:: Available records

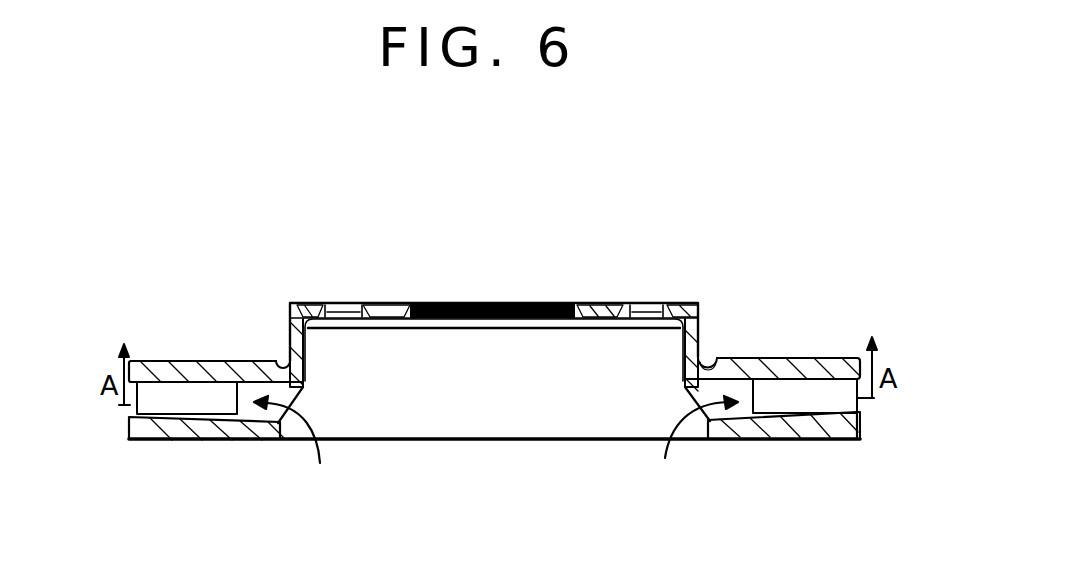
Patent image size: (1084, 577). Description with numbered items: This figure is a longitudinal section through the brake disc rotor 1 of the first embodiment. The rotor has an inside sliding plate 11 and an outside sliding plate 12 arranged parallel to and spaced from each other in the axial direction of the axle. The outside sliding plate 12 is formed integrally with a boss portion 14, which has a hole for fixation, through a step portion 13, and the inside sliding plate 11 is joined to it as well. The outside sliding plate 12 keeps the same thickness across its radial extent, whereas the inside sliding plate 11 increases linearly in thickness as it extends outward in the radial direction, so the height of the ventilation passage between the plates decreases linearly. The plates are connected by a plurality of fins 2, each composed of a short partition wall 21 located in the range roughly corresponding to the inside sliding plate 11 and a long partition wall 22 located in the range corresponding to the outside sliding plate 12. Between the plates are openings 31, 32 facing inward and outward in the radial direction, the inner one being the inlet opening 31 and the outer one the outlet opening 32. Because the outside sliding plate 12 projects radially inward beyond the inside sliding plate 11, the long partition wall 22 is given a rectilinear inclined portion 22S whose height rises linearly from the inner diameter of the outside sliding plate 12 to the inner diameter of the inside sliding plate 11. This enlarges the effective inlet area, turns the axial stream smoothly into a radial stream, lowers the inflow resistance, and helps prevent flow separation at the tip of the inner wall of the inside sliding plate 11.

The brake disc rotor 1 is at (757, 254).
The fin 2 is at (497, 410).
The inside sliding plate 11 is at (793, 437).
The outside sliding plate 12 is at (793, 370).
The step portion 13 is at (292, 338).
The boss portion 14 is at (383, 307).
The short partition wall 21 is at (183, 405).
The long partition wall 22 is at (250, 402).
The rectilinear inclined portion 22S is at (720, 391).
The inlet opening 31 is at (727, 360).
The outlet opening 32 is at (862, 398).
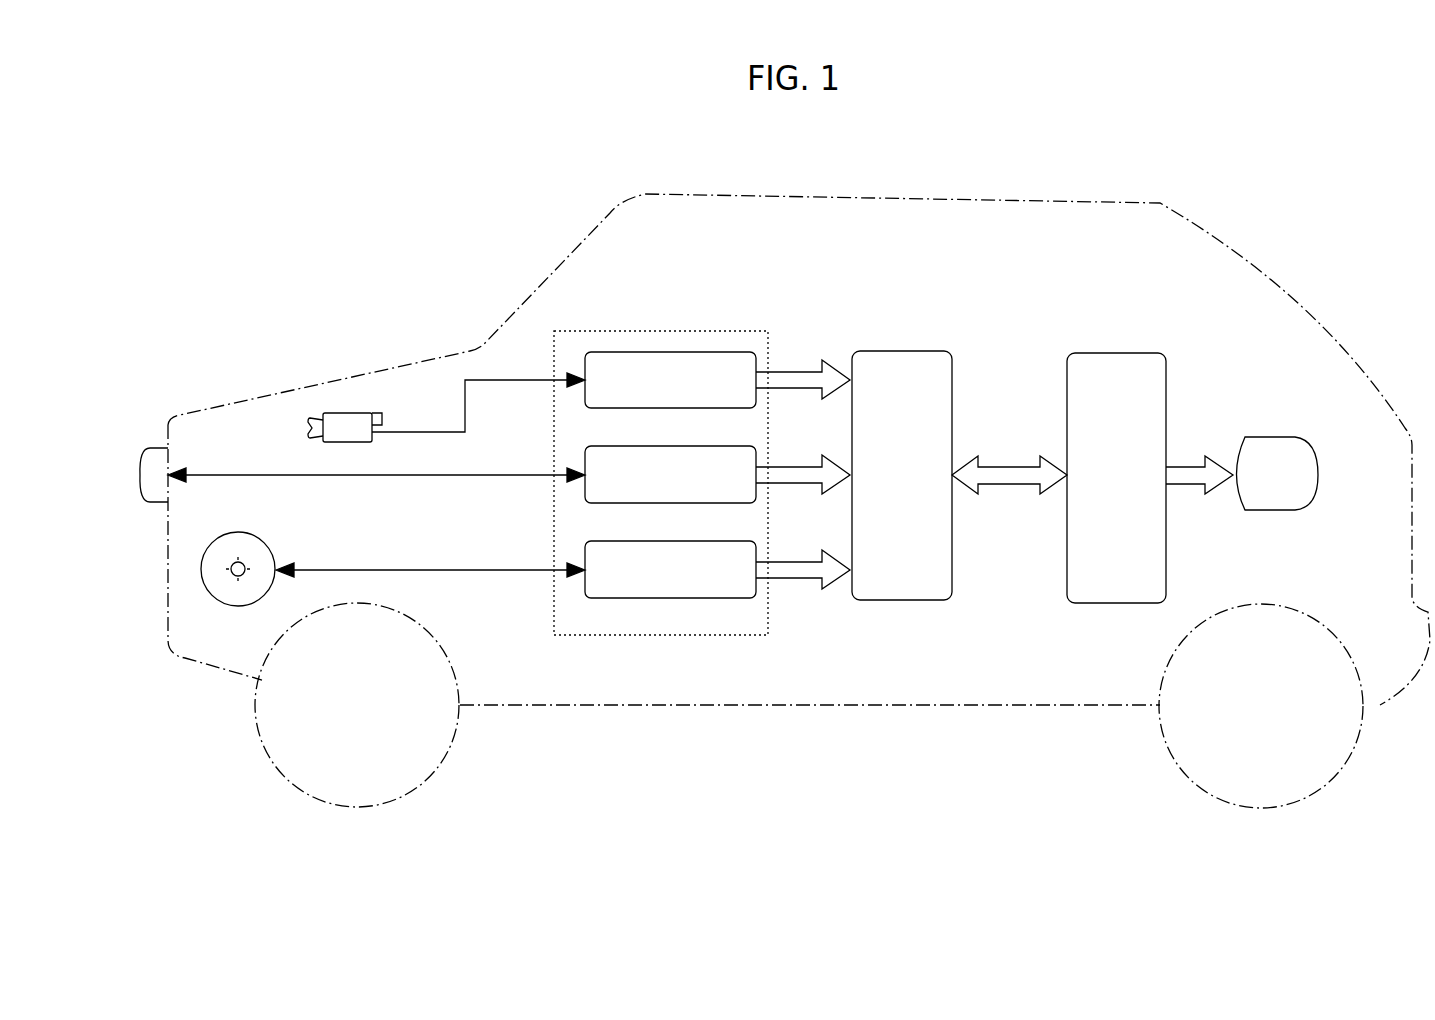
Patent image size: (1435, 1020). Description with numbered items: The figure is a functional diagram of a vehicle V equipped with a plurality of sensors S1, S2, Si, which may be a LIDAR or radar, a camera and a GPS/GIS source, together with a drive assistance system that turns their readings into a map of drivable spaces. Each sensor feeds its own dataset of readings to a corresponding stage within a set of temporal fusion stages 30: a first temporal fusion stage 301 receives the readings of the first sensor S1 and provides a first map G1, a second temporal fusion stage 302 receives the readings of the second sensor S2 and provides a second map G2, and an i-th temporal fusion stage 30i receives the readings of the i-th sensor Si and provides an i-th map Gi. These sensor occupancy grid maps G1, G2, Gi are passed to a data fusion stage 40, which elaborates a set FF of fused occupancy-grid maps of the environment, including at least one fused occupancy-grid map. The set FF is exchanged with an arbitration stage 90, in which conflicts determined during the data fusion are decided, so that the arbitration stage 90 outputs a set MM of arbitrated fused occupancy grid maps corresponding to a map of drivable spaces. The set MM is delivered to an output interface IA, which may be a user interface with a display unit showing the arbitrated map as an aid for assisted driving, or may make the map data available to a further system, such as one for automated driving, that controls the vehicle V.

The vehicle V is at (1015, 207).
The first sensor S1 is at (350, 422).
The second sensor S2 is at (153, 482).
The i-th sensor Si is at (262, 543).
The set of temporal fusion stages 30 is at (687, 337).
The first temporal fusion stage 301 is at (628, 400).
The second temporal fusion stage 302 is at (618, 493).
The i-th temporal fusion stage 30i is at (632, 592).
The first map G1 is at (803, 365).
The second map G2 is at (803, 460).
The i-th map Gi is at (803, 555).
The data fusion stage 40 is at (875, 357).
The set of fused occupancy-grid maps FF is at (1009, 464).
The arbitration stage 90 is at (1107, 367).
The set of arbitrated fused occupancy grid maps MM is at (1199, 459).
The output interface IA is at (1283, 488).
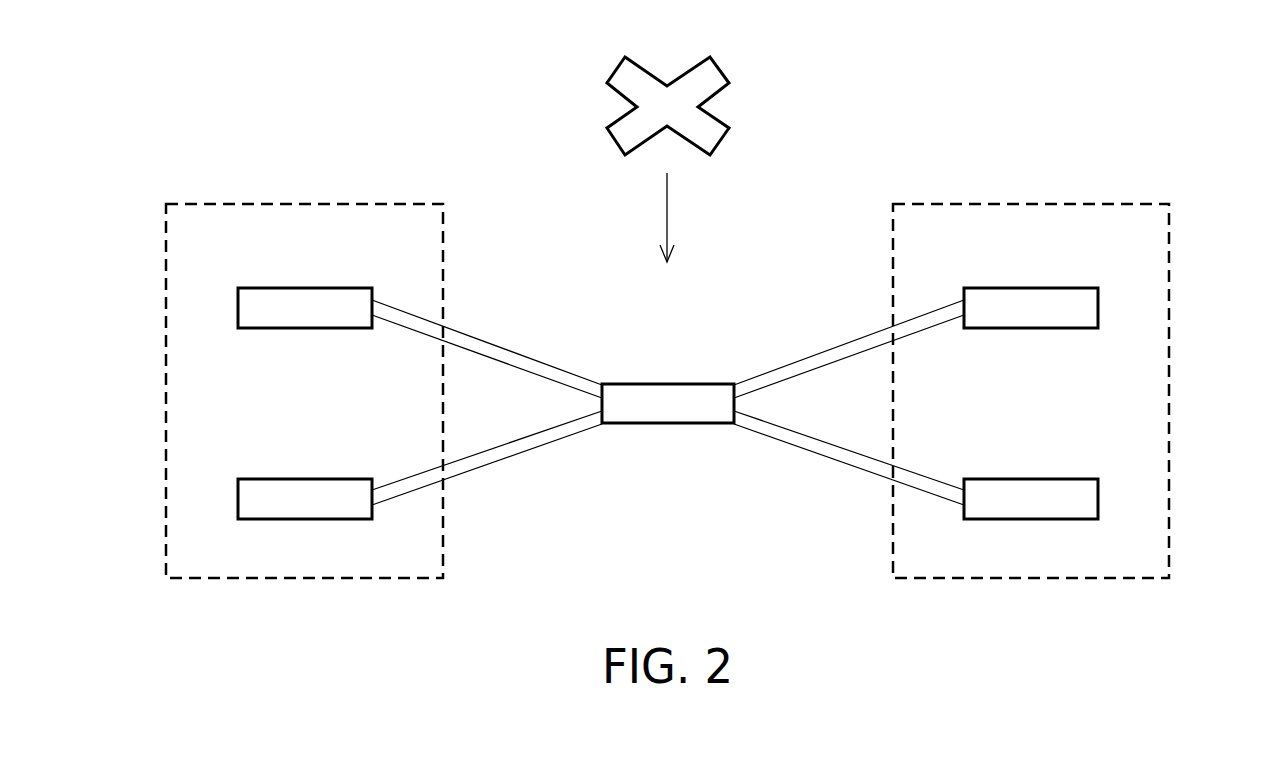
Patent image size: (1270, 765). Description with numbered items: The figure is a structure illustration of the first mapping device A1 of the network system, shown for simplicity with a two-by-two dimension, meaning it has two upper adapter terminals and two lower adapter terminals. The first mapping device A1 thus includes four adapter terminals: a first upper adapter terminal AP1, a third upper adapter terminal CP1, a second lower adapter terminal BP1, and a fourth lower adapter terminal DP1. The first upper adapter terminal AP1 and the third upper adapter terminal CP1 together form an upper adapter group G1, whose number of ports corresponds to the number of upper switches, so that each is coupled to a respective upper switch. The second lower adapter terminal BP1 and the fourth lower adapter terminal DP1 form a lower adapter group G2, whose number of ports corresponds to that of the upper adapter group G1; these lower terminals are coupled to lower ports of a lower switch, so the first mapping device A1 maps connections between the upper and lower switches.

The first mapping device A1 is at (688, 89).
The upper adapter group G1 is at (166, 378).
The lower adapter group G2 is at (1170, 378).
The first upper adapter terminal AP1 is at (303, 288).
The third upper adapter terminal CP1 is at (303, 479).
The second lower adapter terminal BP1 is at (1030, 288).
The fourth lower adapter terminal DP1 is at (1030, 479).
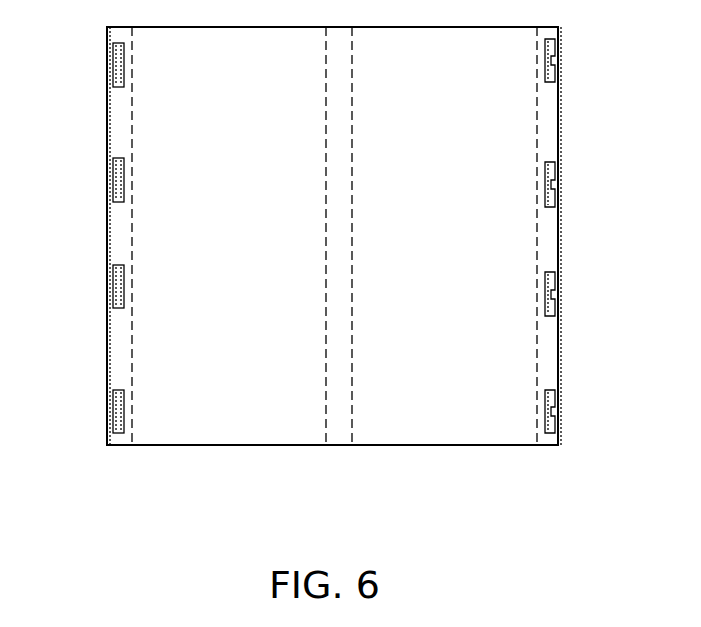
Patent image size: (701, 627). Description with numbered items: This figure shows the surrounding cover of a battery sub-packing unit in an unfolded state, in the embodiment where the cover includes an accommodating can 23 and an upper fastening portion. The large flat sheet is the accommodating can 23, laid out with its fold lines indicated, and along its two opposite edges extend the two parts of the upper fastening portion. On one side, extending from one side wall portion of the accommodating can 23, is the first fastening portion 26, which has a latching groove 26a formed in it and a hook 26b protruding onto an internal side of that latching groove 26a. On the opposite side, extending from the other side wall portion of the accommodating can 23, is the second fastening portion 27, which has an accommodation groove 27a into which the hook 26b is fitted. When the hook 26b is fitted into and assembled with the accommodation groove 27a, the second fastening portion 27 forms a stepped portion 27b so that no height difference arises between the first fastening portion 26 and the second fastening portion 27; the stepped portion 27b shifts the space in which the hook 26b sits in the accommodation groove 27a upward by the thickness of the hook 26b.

::::

● Goal: Can you render every line of the material above as a numbered list, skipping the blank lines and leaving the pictures out?

● Solution below:
1. Patent image size: (1084, 577). Description with numbered items: This figure is a longitudinal section through the brake disc rotor 1 of the first embodiment. The rotor has an inside sliding plate 11 and an outside sliding plate 12 arranged parallel to and spaced from each other in the axial direction of the axle. The outside sliding plate 12 is formed integrally with a boss portion 14, which has a hole for fixation, through a step portion 13, and the inside sliding plate 11 is joined to it as well. The outside sliding plate 12 keeps the same thickness across its radial extent, whereas the inside sliding plate 11 increases linearly in thickness as it extends outward in the radial direction, so the height of the ventilation passage between the plates decreases linearly. The plates are connected by a plurality of fins 2, each composed of a short partition wall 21 located in the range roughly corresponding to the inside sliding plate 11 and a long partition wall 22 located in the range corresponding to the outside sliding plate 12. Between the plates are openings 31, 32 facing inward and outward in the radial direction, the inner one being the inlet opening 31 and the outer one the outlet opening 32. Because the outside sliding plate 12 projects radially inward beyond the inside sliding plate 11, the long partition wall 22 is given a rectilinear inclined portion 22S whose height rises linearly from the inner diameter of the outside sliding plate 12 to the inner diameter of the inside sliding plate 11. This enlarges the effective inlet area, turns the axial stream smoothly into a radial stream, lowers the inflow resistance, and helps prevent flow separation at the tip of the inner wall of the inside sliding plate 11.
2. The brake disc rotor 1 is at (757, 254).
3. The fin 2 is at (497, 410).
4. The inside sliding plate 11 is at (793, 437).
5. The outside sliding plate 12 is at (793, 370).
6. The step portion 13 is at (292, 338).
7. The boss portion 14 is at (383, 307).
8. The short partition wall 21 is at (183, 405).
9. The long partition wall 22 is at (250, 402).
10. The rectilinear inclined portion 22S is at (720, 391).
11. The inlet opening 31 is at (727, 360).
12. The outlet opening 32 is at (862, 398).
13. Patent image size: (1435, 1020). Description with numbered items: The figure is a functional diagram of a vehicle V equipped with a plurality of sensors S1, S2, Si, which may be a LIDAR or radar, a camera and a GPS/GIS source, together with a drive assistance system that turns their readings into a map of drivable spaces. Each sensor feeds its own dataset of readings to a corresponding stage within a set of temporal fusion stages 30: a first temporal fusion stage 301 receives the readings of the first sensor S1 and provides a first map G1, a second temporal fusion stage 302 receives the readings of the second sensor S2 and provides a second map G2, and an i-th temporal fusion stage 30i receives the readings of the i-th sensor Si and provides an i-th map Gi. These sensor occupancy grid maps G1, G2, Gi are passed to a data fusion stage 40, which elaborates a set FF of fused occupancy-grid maps of the environment, including at least one fused occupancy-grid map. The set FF is exchanged with an arbitration stage 90, in which conflicts determined during the data fusion are decided, so that the arbitration stage 90 outputs a set MM of arbitrated fused occupancy grid maps corresponding to a map of drivable spaces. The set MM is delivered to an output interface IA, which may be a user interface with a display unit showing the arbitrated map as an aid for assisted driving, or may make the map data available to a further system, such as one for automated driving, that controls the vehicle V.
14. The vehicle V is at (1015, 207).
15. The first sensor S1 is at (350, 422).
16. The second sensor S2 is at (153, 482).
17. The i-th sensor Si is at (262, 543).
18. The set of temporal fusion stages 30 is at (687, 337).
19. The first temporal fusion stage 301 is at (628, 400).
20. The second temporal fusion stage 302 is at (618, 493).
21. The i-th temporal fusion stage 30i is at (632, 592).
22. The first map G1 is at (803, 365).
23. The second map G2 is at (803, 460).
24. The i-th map Gi is at (803, 555).
25. The data fusion stage 40 is at (875, 357).
26. The set of fused occupancy-grid maps FF is at (1009, 464).
27. The arbitration stage 90 is at (1107, 367).
28. The set of arbitrated fused occupancy grid maps MM is at (1199, 459).
29. The output interface IA is at (1283, 488).
30. Patent image size: (1270, 765). Description with numbered items: The figure is a structure illustration of the first mapping device A1 of the network system, shown for simplicity with a two-by-two dimension, meaning it has two upper adapter terminals and two lower adapter terminals. The first mapping device A1 thus includes four adapter terminals: a first upper adapter terminal AP1, a third upper adapter terminal CP1, a second lower adapter terminal BP1, and a fourth lower adapter terminal DP1. The first upper adapter terminal AP1 and the third upper adapter terminal CP1 together form an upper adapter group G1, whose number of ports corresponds to the number of upper switches, so that each is coupled to a respective upper switch. The second lower adapter terminal BP1 and the fourth lower adapter terminal DP1 form a lower adapter group G2, whose number of ports corresponds to that of the upper adapter group G1; these lower terminals are coupled to lower ports of a lower switch, so the first mapping device A1 maps connections between the upper and lower switches.
31. The first mapping device A1 is at (688, 89).
32. The upper adapter group G1 is at (166, 378).
33. The lower adapter group G2 is at (1170, 378).
34. The first upper adapter terminal AP1 is at (303, 288).
35. The third upper adapter terminal CP1 is at (303, 479).
36. The second lower adapter terminal BP1 is at (1030, 288).
37. The fourth lower adapter terminal DP1 is at (1030, 479).
38. Patent image size: (701, 627). Description with numbered items: This figure shows the surrounding cover of a battery sub-packing unit in an unfolded state, in the embodiment where the cover includes an accommodating can 23 and an upper fastening portion. The large flat sheet is the accommodating can 23, laid out with its fold lines indicated, and along its two opposite edges extend the two parts of the upper fastening portion. On one side, extending from one side wall portion of the accommodating can 23, is the first fastening portion 26, which has a latching groove 26a formed in it and a hook 26b protruding onto an internal side of that latching groove 26a. On the opposite side, extending from the other side wall portion of the accommodating can 23, is the second fastening portion 27, which has an accommodation groove 27a into which the hook 26b is fitted. When the hook 26b is fitted into and assembled with the accommodation groove 27a, the second fastening portion 27 forms a stepped portion 27b so that no height difference arises between the first fastening portion 26 and the second fastening portion 27; the stepped portion 27b shifts the space in which the hook 26b sits in the accommodation groove 27a upward by the thickness of the hook 26b.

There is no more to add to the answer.